(Work required):
Identify every line containing the word "Казімір" and reproduce each one.

((

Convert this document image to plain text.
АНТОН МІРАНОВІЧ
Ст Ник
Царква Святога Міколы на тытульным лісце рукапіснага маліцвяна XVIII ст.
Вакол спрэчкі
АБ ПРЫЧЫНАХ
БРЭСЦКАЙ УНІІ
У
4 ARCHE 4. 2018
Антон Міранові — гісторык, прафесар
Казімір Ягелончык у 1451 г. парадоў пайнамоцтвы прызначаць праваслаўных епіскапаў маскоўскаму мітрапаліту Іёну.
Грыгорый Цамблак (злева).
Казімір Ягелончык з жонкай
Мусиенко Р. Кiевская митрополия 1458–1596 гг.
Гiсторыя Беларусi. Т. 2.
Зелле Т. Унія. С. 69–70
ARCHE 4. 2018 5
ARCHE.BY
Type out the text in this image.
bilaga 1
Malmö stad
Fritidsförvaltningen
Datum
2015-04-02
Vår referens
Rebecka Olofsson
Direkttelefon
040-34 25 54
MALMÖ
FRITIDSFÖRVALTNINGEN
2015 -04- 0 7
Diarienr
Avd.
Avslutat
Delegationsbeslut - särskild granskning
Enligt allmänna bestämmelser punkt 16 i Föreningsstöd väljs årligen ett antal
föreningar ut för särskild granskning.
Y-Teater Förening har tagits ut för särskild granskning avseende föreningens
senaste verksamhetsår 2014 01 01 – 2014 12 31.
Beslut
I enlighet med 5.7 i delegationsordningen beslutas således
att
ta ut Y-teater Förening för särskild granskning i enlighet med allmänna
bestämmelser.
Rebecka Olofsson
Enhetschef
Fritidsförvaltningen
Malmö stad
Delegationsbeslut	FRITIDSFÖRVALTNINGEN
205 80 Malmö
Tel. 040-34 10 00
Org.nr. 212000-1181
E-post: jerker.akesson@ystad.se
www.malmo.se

))

(Task result):
Казімір Ягелончык у 1451 г. парадоў пайнамоцтвы прызначаць праваслаўных епіскапаў маскоўскаму мітрапаліту Іёну.
Казімір Ягелончык з жонкай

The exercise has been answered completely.